Please pull out the rows below from the line with "List every element" to the line with "calendar-day-cell[interactable]: 27 Sunrise: 6:24", both included, and copy them word for word without the pictures.

== Exercise input ==

──────

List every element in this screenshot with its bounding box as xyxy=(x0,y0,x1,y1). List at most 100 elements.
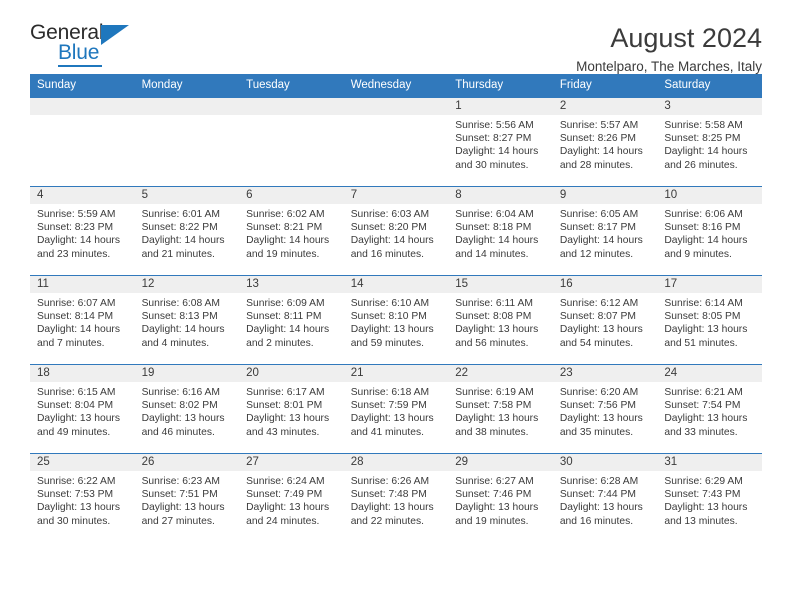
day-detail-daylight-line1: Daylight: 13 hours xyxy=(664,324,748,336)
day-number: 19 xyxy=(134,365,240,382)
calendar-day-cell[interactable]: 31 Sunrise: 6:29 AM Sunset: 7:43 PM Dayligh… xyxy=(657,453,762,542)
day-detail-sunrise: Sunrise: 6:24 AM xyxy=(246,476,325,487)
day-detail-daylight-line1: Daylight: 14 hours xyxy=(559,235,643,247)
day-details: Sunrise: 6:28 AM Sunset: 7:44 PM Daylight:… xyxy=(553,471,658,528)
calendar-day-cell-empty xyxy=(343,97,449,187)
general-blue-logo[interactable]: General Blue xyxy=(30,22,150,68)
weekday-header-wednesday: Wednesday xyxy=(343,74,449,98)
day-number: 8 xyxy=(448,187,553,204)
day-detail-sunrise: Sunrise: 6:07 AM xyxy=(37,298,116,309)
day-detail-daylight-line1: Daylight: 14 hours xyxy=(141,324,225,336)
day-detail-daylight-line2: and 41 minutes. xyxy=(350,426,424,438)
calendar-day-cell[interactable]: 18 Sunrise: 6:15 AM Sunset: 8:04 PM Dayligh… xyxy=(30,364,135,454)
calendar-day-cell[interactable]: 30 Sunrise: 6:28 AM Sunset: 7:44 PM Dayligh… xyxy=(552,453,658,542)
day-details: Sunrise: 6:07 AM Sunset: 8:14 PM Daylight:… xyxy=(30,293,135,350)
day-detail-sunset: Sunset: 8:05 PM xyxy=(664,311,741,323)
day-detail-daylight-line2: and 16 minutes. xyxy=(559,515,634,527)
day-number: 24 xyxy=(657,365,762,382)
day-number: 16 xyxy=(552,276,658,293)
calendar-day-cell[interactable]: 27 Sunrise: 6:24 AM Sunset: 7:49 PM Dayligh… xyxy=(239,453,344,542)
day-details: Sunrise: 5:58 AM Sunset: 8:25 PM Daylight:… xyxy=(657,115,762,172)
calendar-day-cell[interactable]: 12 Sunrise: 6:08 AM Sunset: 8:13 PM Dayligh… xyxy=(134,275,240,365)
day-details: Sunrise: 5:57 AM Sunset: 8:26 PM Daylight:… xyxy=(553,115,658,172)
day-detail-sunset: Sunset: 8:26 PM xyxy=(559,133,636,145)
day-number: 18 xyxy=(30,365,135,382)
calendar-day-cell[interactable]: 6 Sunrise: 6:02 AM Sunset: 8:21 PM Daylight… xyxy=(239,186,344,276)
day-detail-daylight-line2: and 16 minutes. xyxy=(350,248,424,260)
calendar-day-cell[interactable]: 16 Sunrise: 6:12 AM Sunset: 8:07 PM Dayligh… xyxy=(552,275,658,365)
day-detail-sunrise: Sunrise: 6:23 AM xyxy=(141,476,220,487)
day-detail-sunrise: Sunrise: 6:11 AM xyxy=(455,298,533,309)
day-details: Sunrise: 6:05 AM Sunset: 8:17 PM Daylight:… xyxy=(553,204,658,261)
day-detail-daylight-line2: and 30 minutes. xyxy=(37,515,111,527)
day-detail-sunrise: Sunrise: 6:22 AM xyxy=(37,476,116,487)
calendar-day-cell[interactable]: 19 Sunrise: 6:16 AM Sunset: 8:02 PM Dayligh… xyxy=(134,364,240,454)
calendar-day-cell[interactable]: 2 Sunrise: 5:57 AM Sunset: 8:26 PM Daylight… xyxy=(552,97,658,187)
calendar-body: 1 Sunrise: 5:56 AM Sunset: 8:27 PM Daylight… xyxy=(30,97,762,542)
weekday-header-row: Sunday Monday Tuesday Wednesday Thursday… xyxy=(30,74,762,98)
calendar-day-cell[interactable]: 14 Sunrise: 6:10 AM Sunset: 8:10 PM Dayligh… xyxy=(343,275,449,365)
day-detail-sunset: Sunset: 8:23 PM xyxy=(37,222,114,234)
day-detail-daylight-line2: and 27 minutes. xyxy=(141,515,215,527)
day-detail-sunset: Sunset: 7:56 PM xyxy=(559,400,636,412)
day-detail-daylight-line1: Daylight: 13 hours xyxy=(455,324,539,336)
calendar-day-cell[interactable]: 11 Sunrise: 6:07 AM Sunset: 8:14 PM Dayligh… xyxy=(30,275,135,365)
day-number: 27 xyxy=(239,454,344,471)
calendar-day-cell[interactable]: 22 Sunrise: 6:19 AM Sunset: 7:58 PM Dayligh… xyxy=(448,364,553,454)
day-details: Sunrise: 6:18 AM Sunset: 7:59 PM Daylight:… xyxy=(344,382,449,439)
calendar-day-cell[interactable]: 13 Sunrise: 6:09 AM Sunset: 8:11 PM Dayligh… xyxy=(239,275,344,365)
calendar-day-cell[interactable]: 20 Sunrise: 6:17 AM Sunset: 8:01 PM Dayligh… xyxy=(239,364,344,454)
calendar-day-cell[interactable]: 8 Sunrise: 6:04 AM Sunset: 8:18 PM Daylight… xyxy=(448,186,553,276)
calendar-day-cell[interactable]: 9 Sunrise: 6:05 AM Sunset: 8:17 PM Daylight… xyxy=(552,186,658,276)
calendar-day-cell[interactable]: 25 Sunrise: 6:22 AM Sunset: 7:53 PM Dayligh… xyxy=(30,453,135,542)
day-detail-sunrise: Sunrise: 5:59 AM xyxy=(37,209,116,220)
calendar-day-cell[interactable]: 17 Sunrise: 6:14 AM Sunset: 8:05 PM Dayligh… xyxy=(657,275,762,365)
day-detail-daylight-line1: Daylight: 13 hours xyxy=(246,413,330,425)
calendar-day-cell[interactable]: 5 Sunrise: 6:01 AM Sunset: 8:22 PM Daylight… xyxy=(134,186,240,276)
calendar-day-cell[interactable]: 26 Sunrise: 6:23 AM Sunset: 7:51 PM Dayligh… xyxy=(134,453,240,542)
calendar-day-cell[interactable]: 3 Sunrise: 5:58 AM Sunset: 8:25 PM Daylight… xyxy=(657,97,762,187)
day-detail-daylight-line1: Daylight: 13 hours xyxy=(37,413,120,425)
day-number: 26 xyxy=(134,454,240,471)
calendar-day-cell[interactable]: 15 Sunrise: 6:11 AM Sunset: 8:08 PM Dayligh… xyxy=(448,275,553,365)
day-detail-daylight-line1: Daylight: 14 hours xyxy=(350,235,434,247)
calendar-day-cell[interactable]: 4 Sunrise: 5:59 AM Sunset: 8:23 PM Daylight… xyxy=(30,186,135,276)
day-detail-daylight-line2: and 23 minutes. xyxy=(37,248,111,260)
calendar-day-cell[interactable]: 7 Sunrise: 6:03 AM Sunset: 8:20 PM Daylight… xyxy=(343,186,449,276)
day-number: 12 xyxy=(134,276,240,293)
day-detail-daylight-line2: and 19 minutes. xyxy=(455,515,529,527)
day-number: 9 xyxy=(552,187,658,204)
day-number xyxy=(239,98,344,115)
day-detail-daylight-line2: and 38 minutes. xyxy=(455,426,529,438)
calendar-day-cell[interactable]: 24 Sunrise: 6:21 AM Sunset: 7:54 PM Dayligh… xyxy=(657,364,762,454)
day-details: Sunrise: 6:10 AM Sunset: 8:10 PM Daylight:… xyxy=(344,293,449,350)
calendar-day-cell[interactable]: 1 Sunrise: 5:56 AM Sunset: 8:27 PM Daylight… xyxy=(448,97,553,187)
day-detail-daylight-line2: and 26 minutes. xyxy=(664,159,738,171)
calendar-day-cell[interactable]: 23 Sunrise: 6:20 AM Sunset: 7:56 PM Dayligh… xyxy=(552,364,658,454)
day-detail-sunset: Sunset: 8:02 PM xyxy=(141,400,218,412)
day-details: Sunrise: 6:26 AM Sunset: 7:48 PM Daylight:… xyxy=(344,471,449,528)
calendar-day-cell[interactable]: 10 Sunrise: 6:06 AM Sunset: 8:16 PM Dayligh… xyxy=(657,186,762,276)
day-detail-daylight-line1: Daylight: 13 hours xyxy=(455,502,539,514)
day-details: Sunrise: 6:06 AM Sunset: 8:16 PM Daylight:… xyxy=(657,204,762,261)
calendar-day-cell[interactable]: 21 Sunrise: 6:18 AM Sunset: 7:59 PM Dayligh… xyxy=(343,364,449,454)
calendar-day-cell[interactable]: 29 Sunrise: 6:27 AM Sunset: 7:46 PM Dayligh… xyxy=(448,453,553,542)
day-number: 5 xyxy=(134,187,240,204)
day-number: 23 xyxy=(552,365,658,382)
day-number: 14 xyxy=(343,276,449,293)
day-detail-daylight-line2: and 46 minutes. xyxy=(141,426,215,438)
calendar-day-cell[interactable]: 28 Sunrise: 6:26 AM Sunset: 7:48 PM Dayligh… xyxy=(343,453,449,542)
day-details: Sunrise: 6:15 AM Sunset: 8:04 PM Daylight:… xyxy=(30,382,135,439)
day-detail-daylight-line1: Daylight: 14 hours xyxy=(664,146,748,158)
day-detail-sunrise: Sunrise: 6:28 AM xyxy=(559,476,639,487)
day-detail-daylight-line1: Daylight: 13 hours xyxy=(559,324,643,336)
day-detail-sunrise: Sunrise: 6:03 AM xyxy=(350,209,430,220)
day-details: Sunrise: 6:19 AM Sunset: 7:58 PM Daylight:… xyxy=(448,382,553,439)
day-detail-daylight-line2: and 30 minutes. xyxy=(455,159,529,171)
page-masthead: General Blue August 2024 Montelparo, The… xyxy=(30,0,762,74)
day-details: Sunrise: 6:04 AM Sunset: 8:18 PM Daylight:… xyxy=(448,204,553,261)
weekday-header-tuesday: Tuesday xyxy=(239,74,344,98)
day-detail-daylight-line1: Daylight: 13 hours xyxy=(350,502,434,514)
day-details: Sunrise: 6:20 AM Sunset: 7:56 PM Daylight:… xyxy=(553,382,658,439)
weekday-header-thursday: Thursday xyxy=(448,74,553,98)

──────

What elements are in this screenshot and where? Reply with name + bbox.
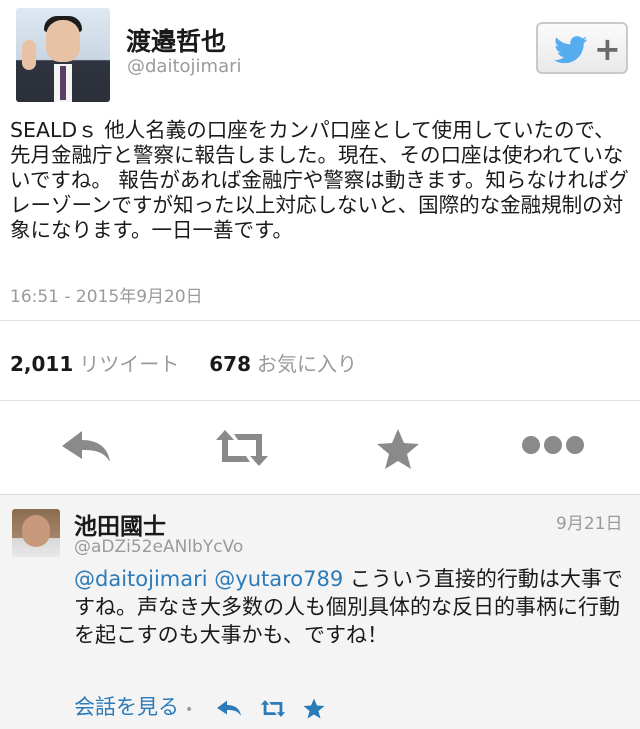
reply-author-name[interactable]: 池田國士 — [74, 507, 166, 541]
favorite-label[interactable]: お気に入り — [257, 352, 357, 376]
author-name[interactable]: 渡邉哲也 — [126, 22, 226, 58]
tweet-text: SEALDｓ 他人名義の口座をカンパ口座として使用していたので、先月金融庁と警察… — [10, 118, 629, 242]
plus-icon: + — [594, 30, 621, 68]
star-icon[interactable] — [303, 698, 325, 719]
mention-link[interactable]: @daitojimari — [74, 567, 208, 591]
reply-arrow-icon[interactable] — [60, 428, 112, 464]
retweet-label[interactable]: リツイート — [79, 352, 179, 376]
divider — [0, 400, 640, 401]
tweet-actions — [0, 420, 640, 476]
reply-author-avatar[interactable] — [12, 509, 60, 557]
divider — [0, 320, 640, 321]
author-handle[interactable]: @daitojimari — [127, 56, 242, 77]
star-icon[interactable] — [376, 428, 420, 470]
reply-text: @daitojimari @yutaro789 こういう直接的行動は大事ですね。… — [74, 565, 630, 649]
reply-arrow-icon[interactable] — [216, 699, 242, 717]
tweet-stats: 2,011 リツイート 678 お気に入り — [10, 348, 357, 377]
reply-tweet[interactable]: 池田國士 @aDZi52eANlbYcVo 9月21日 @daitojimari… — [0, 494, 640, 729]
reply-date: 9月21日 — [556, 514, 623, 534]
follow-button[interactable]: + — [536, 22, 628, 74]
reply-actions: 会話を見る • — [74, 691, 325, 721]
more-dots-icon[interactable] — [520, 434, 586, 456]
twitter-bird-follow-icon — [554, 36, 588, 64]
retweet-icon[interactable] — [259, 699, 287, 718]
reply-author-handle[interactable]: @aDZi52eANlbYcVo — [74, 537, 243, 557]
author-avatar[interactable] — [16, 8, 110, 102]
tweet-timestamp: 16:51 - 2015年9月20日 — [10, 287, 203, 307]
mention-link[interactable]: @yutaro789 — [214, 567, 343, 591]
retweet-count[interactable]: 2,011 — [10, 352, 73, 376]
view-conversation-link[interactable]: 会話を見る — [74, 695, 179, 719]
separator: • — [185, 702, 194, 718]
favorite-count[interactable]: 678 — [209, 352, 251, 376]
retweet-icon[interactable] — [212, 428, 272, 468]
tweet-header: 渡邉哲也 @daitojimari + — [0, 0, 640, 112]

──────

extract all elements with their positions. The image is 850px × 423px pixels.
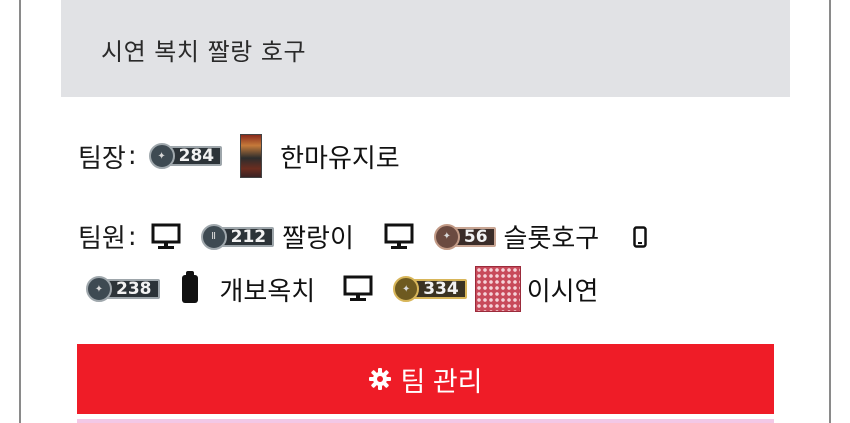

──────

== Task solution ==
List every element in this screenshot with its bounding box as xyxy=(x0,y0,x1,y1). List at most 100 elements.
day-detail-daylight-line1: Daylight: 13 hours xyxy=(664,324,748,336)
day-number: 19 xyxy=(134,365,240,382)
calendar-day-cell[interactable]: 31 Sunrise: 6:29 AM Sunset: 7:43 PM Dayligh… xyxy=(657,453,762,542)
day-detail-sunrise: Sunrise: 6:24 AM xyxy=(246,476,325,487)
day-detail-daylight-line1: Daylight: 14 hours xyxy=(559,235,643,247)
day-details: Sunrise: 6:28 AM Sunset: 7:44 PM Daylight:… xyxy=(553,471,658,528)
calendar-day-cell-empty xyxy=(343,97,449,187)
general-blue-logo[interactable]: General Blue xyxy=(30,22,150,68)
weekday-header-wednesday: Wednesday xyxy=(343,74,449,98)
day-number: 8 xyxy=(448,187,553,204)
day-detail-sunrise: Sunrise: 6:07 AM xyxy=(37,298,116,309)
day-detail-daylight-line1: Daylight: 14 hours xyxy=(141,324,225,336)
day-detail-daylight-line2: and 41 minutes. xyxy=(350,426,424,438)
calendar-day-cell[interactable]: 18 Sunrise: 6:15 AM Sunset: 8:04 PM Dayligh… xyxy=(30,364,135,454)
calendar-day-cell[interactable]: 30 Sunrise: 6:28 AM Sunset: 7:44 PM Dayligh… xyxy=(552,453,658,542)
day-details: Sunrise: 6:07 AM Sunset: 8:14 PM Daylight:… xyxy=(30,293,135,350)
day-detail-sunset: Sunset: 8:05 PM xyxy=(664,311,741,323)
day-detail-daylight-line2: and 16 minutes. xyxy=(559,515,634,527)
day-number: 24 xyxy=(657,365,762,382)
day-number: 16 xyxy=(552,276,658,293)
calendar-day-cell[interactable]: 27 Sunrise: 6:24 AM Sunset: 7:49 PM Dayligh… xyxy=(239,453,344,542)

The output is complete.